REQUIRED WORK:
Look through the material below, count the lines containing the word "Voilé", and state only the count.

======== DATA SECTION

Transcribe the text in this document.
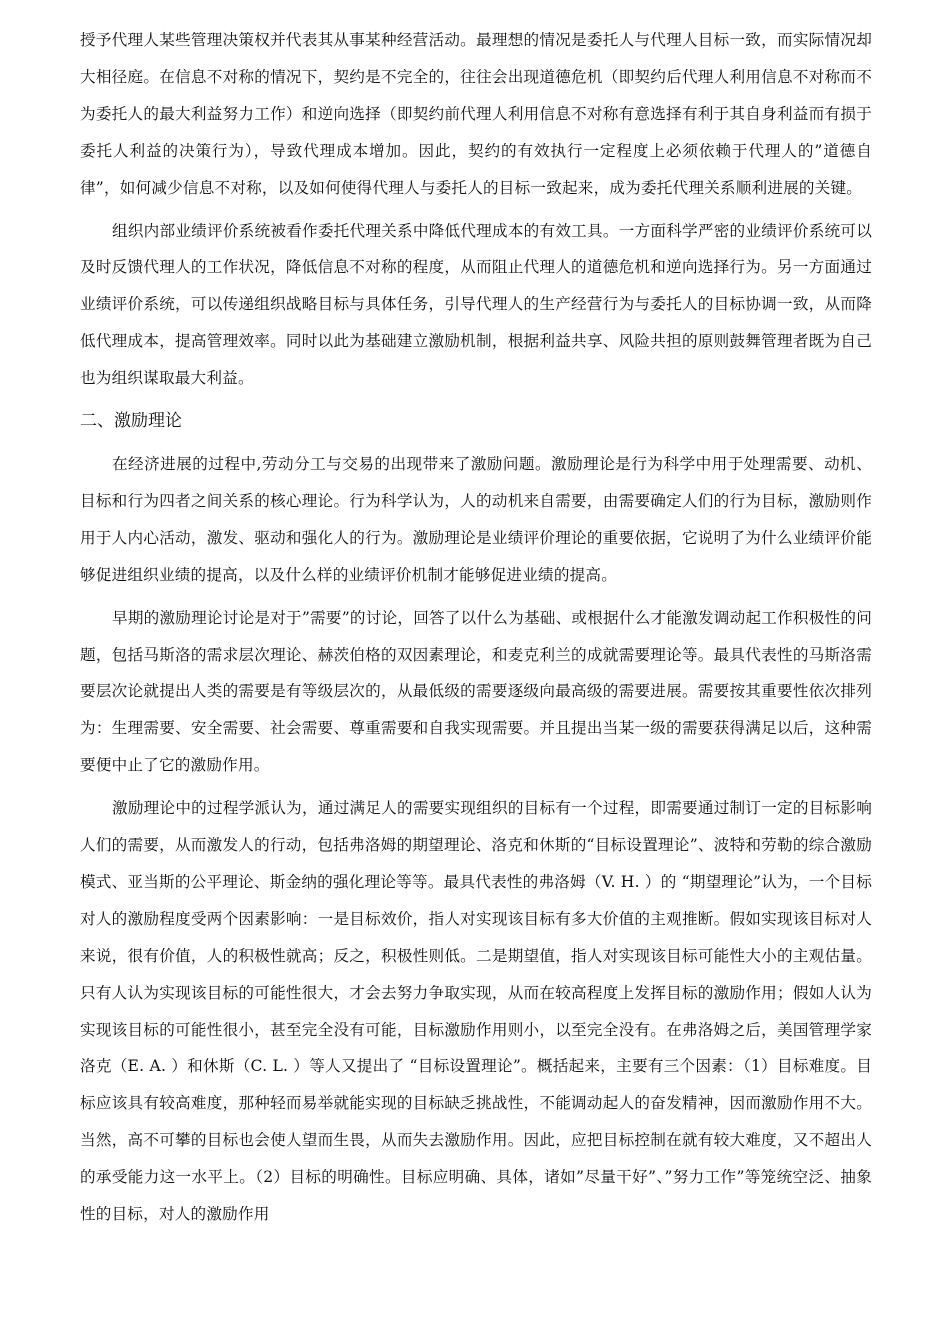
授予代理人某些管理决策权并代表其从事某种经营活动。最理想的情况是委托人与代理人目标一致，而实际情况却大相径庭。在信息不对称的情况下，契约是不完全的，往往会出现道德危机（即契约后代理人利用信息不对称而不为委托人的最大利益努力工作）和逆向选择（即契约前代理人利用信息不对称有意选择有利于其自身利益而有损于委托人利益的决策行为），导致代理成本增加。因此，契约的有效执行一定程度上必须依赖于代理人的”道德自律”，如何减少信息不对称，以及如何使得代理人与委托人的目标一致起来，成为委托代理关系顺利进展的关键。

组织内部业绩评价系统被看作委托代理关系中降低代理成本的有效工具。一方面科学严密的业绩评价系统可以及时反馈代理人的工作状况，降低信息不对称的程度，从而阻止代理人的道德危机和逆向选择行为。另一方面通过业绩评价系统，可以传递组织战略目标与具体任务，引导代理人的生产经营行为与委托人的目标协调一致，从而降低代理成本，提高管理效率。同时以此为基础建立激励机制，根据利益共享、风险共担的原则鼓舞管理者既为自己也为组织谋取最大利益。

二、激励理论

在经济进展的过程中,劳动分工与交易的出现带来了激励问题。激励理论是行为科学中用于处理需要、动机、目标和行为四者之间关系的核心理论。行为科学认为，人的动机来自需要，由需要确定人们的行为目标，激励则作用于人内心活动，激发、驱动和强化人的行为。激励理论是业绩评价理论的重要依据，它说明了为什么业绩评价能够促进组织业绩的提高，以及什么样的业绩评价机制才能够促进业绩的提高。

早期的激励理论讨论是对于”需要”的讨论，回答了以什么为基础、或根据什么才能激发调动起工作积极性的问题，包括马斯洛的需求层次理论、赫茨伯格的双因素理论，和麦克利兰的成就需要理论等。最具代表性的马斯洛需要层次论就提出人类的需要是有等级层次的，从最低级的需要逐级向最高级的需要进展。需要按其重要性依次排列为：生理需要、安全需要、社会需要、尊重需要和自我实现需要。并且提出当某一级的需要获得满足以后，这种需要便中止了它的激励作用。

激励理论中的过程学派认为，通过满足人的需要实现组织的目标有一个过程，即需要通过制订一定的目标影响人们的需要，从而激发人的行动，包括弗洛姆的期望理论、洛克和休斯的“目标设置理论”、波特和劳勒的综合激励模式、亚当斯的公平理论、斯金纳的强化理论等等。最具代表性的弗洛姆（V. H. ）的 “期望理论”认为，一个目标对人的激励程度受两个因素影响：一是目标效价，指人对实现该目标有多大价值的主观推断。假如实现该目标对人来说，很有价值，人的积极性就高；反之，积极性则低。二是期望值，指人对实现该目标可能性大小的主观估量。只有人认为实现该目标的可能性很大，才会去努力争取实现，从而在较高程度上发挥目标的激励作用；假如人认为实现该目标的可能性很小，甚至完全没有可能，目标激励作用则小，以至完全没有。在弗洛姆之后，美国管理学家洛克（E. A. ）和休斯（C. L. ）等人又提出了 “目标设置理论”。概括起来，主要有三个因素：（1）目标难度。目标应该具有较高难度，那种轻而易举就能实现的目标缺乏挑战性，不能调动起人的奋发精神，因而激励作用不大。当然，高不可攀的目标也会使人望而生畏，从而失去激励作用。因此，应把目标控制在就有较大难度，又不超出人的承受能力这一水平上。（2）目标的明确性。目标应明确、具体，诸如”尽量干好”、”努力工作”等笼统空泛、抽象性的目标，对人的激励作用
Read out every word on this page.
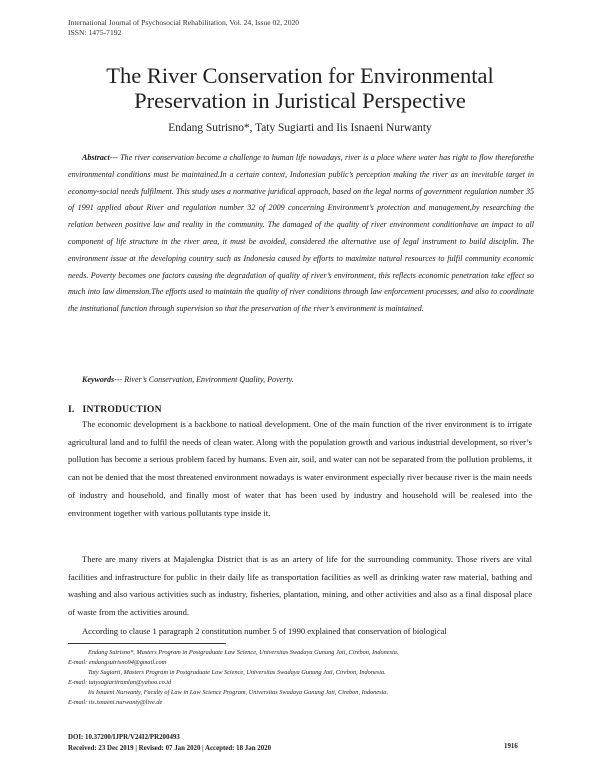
International Journal of Psychosocial Rehabilitation, Vol. 24, Issue 02, 2020
ISSN: 1475-7192
The River Conservation for Environmental
Preservation in Juristical Perspective
Endang Sutrisno*, Taty Sugiarti and Iis Isnaeni Nurwanty

Abstract--- The river conservation become a challenge to human life nowadays, river is a place where water has right to flow thereforethe environmental conditions must be maintained.In a certain context, Indonesian public’s perception making the river as an inevitable target in economy-social needs fulfilment. This study uses a normative juridical approach, based on the legal norms of government regulation number 35 of 1991 applied about River and regulation number 32 of 2009 concerning Environment’s protection and management,by researching the relation between positive law and reality in the community. The damaged of the quality of river environment conditionhave an impact to all component of life structure in the river area, it must be avoided, considered the alternative use of legal instrument to build disciplin. The environment issue at the developing country such as Indonesia caused by efforts to maximize natural resources to fulfil community economic needs. Poverty becomes one factors causing the degradation of quality of river’s environment, this reflects economic penetration take effect so much into law dimension.The efforts used to maintain the quality of river conditions through law enforcement processes, and also to coordinate the institutional function through supervision so that the preservation of the river’s environment is maintained.

Keywords--- River’s Conservation, Environment Quality, Poverty.
I. INTRODUCTION

The economic development is a backbone to natioal development. One of the main function of the river environment is to irrigate agricultural land and to fulfil the needs of clean water. Along with the population growth and various industrial development, so river’s pollution has become a serious problem faced by humans. Even air, soil, and water can not be separated from the pollution problems, it can not be denied that the most threatened environment nowadays is water environment especially river because river is the main needs of industry and household, and finally most of water that has been used by industry and household will be realesed into the environment together with various pollutants type inside it.

There are many rivers at Majalengka District that is as an artery of life for the surrounding community. Those rivers are vital facilities and infrastructure for public in their daily life as transportation facilities as well as drinking water raw material, bathing and washing and also various activities such as industry, fisheries, plantation, mining, and other activities and also as a final disposal place of waste from the activities around.

According to clause 1 paragraph 2 constitution number 5 of 1990 explained that conservation of biological

Endang Sutrisno*, Masters Program in Postgraduate Law Science, Universitas Swadaya Gunung Jati, Cirebon, Indonesia.
E-mail: endangsutrisno94@gmail.com
Taty Sugiarti, Masters Program in Postgraduate Law Science, Universitas Swadaya Gunung Jati, Cirebon, Indonesia.
E-mail: tatysugiartiramlan@yahoo.co.id
Iis Isnaeni Nurwanty, Faculty of Law in Law Science Program, Universitas Swadaya Gunung Jati, Cirebon, Indonesia.
E-mail: iis.isnaeni.nurwanty@live.de
DOI: 10.37200/IJPR/V24I2/PR200493
Received: 23 Dec 2019 | Revised: 07 Jan 2020 | Accepted: 18 Jan 2020	1916
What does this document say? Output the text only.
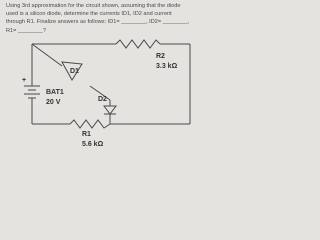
Using 3rd approximation for the circuit shown, assuming that the diode
used is a silicon diode, determine the currents ID1, ID2 and current
through R1. Finalize answers as follows: ID1= ________, ID2= ________,
R1= ________?
+
BAT1
20 V
D1
D2
R2
3.3 kΩ
R1
5.6 kΩ
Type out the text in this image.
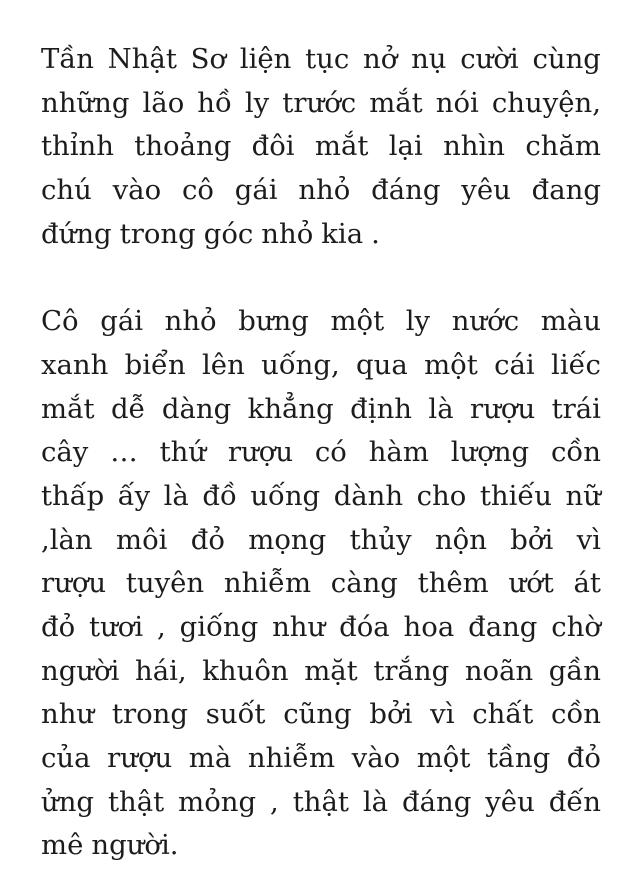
Tần Nhật Sơ liện tục nở nụ cười cùng
những lão hồ ly trước mắt nói chuyện,
thỉnh thoảng đôi mắt lại nhìn chăm
chú vào cô gái nhỏ đáng yêu đang
đứng trong góc nhỏ kia .
Cô gái nhỏ bưng một ly nước màu
xanh biển lên uống, qua một cái liếc
mắt dễ dàng khẳng định là rượu trái
cây … thứ rượu có hàm lượng cồn
thấp ấy là đồ uống dành cho thiếu nữ
,làn môi đỏ mọng thủy nộn bởi vì
rượu tuyên nhiễm càng thêm ướt át
đỏ tươi , giống như đóa hoa đang chờ
người hái, khuôn mặt trắng noãn gần
như trong suốt cũng bởi vì chất cồn
của rượu mà nhiễm vào một tầng đỏ
ửng thật mỏng , thật là đáng yêu đến
mê người.
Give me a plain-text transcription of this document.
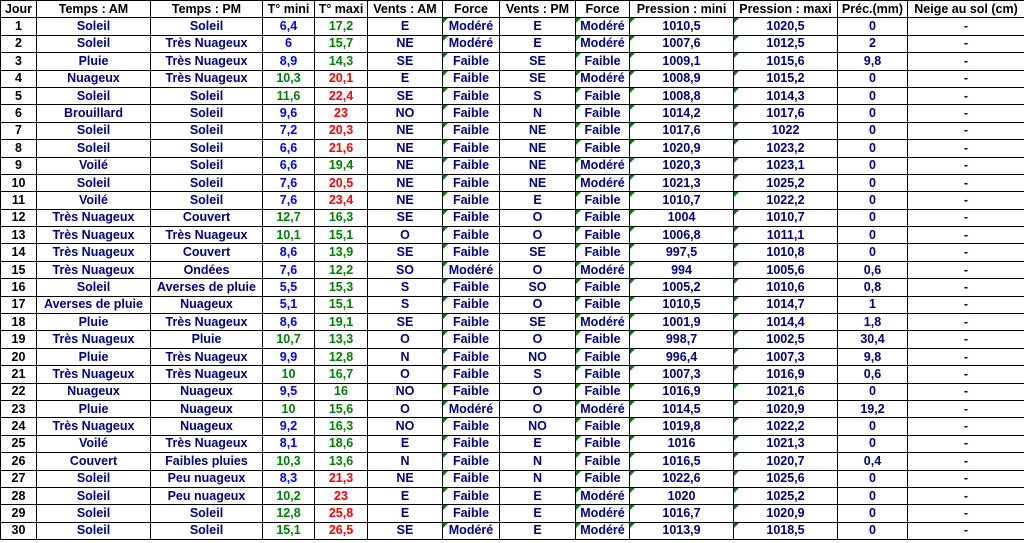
Jour	Temps : AM	Temps : PM	T° mini	T° maxi	Vents : AM	Force	Vents : PM	Force	Pression : mini	Pression : maxi	Préc.(mm)	Neige au sol (cm)
1	Soleil	Soleil	6,4	17,2	E	Modéré	E	Modéré	1010,5	1020,5	0	-
2	Soleil	Très Nuageux	6	15,7	NE	Modéré	E	Modéré	1007,6	1012,5	2	-
3	Pluie	Très Nuageux	8,9	14,3	SE	Faible	SE	Faible	1009,1	1015,6	9,8	-
4	Nuageux	Très Nuageux	10,3	20,1	E	Faible	SE	Modéré	1008,9	1015,2	0	-
5	Soleil	Soleil	11,6	22,4	SE	Faible	S	Faible	1008,8	1014,3	0	-
6	Brouillard	Soleil	9,6	23	NO	Faible	N	Faible	1014,2	1017,6	0	-
7	Soleil	Soleil	7,2	20,3	NE	Faible	NE	Faible	1017,6	1022	0	-
8	Soleil	Soleil	6,6	21,6	NE	Faible	NE	Faible	1020,9	1023,2	0	-
9	Voilé	Soleil	6,6	19,4	NE	Faible	NE	Modéré	1020,3	1023,1	0	-
10	Soleil	Soleil	7,6	20,5	NE	Faible	NE	Modéré	1021,3	1025,2	0	-
11	Voilé	Soleil	7,6	23,4	NE	Faible	E	Faible	1010,7	1022,2	0	-
12	Très Nuageux	Couvert	12,7	16,3	SE	Faible	O	Faible	1004	1010,7	0	-
13	Très Nuageux	Très Nuageux	10,1	15,1	O	Faible	O	Faible	1006,8	1011,1	0	-
14	Très Nuageux	Couvert	8,6	13,9	SE	Faible	SE	Faible	997,5	1010,8	0	-
15	Très Nuageux	Ondées	7,6	12,2	SO	Modéré	O	Modéré	994	1005,6	0,6	-
16	Soleil	Averses de pluie	5,5	15,3	S	Faible	SO	Faible	1005,2	1010,6	0,8	-
17	Averses de pluie	Nuageux	5,1	15,1	S	Faible	O	Faible	1010,5	1014,7	1	-
18	Pluie	Très Nuageux	8,6	19,1	SE	Faible	SE	Modéré	1001,9	1014,4	1,8	-
19	Très Nuageux	Pluie	10,7	13,3	O	Faible	O	Faible	998,7	1002,5	30,4	-
20	Pluie	Très Nuageux	9,9	12,8	N	Faible	NO	Faible	996,4	1007,3	9,8	-
21	Très Nuageux	Très Nuageux	10	16,7	O	Faible	S	Faible	1007,3	1016,9	0,6	-
22	Nuageux	Nuageux	9,5	16	NO	Faible	O	Faible	1016,9	1021,6	0	-
23	Pluie	Nuageux	10	15,6	O	Modéré	O	Modéré	1014,5	1020,9	19,2	-
24	Très Nuageux	Nuageux	9,2	16,3	NO	Faible	NO	Faible	1019,8	1022,2	0	-
25	Voilé	Très Nuageux	8,1	18,6	E	Faible	E	Faible	1016	1021,3	0	-
26	Couvert	Faibles pluies	10,3	13,6	N	Faible	N	Faible	1016,5	1020,7	0,4	-
27	Soleil	Peu nuageux	8,3	21,3	NE	Faible	N	Faible	1022,6	1025,6	0	-
28	Soleil	Peu nuageux	10,2	23	E	Faible	E	Modéré	1020	1025,2	0	-
29	Soleil	Soleil	12,8	25,8	E	Faible	E	Modéré	1016,7	1020,9	0	-
30	Soleil	Soleil	15,1	26,5	SE	Modéré	E	Modéré	1013,9	1018,5	0	-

================

EXPECTED ANSWER:
3